[begin Information given]

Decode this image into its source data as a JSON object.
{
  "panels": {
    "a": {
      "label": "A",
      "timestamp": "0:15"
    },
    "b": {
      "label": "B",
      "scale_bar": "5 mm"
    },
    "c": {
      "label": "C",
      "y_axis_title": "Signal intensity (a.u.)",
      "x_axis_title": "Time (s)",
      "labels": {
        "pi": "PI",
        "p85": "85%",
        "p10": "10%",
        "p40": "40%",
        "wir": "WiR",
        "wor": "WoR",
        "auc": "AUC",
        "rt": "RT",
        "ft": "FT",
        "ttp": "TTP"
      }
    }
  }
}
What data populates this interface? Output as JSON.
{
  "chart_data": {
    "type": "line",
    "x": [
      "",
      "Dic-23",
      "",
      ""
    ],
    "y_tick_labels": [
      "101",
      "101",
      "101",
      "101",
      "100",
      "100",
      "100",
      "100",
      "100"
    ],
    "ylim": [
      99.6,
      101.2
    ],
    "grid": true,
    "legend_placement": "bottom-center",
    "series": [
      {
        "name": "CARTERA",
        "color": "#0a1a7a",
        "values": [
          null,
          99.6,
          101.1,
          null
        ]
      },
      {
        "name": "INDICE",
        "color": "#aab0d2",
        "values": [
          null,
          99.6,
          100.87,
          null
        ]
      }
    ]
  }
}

[end Information given]

Gather every line from the listing above in which "this" appears, and copy those lines.

Final result -
Decode this image into its source data as a JSON object.
What data populates this interface? Output as JSON.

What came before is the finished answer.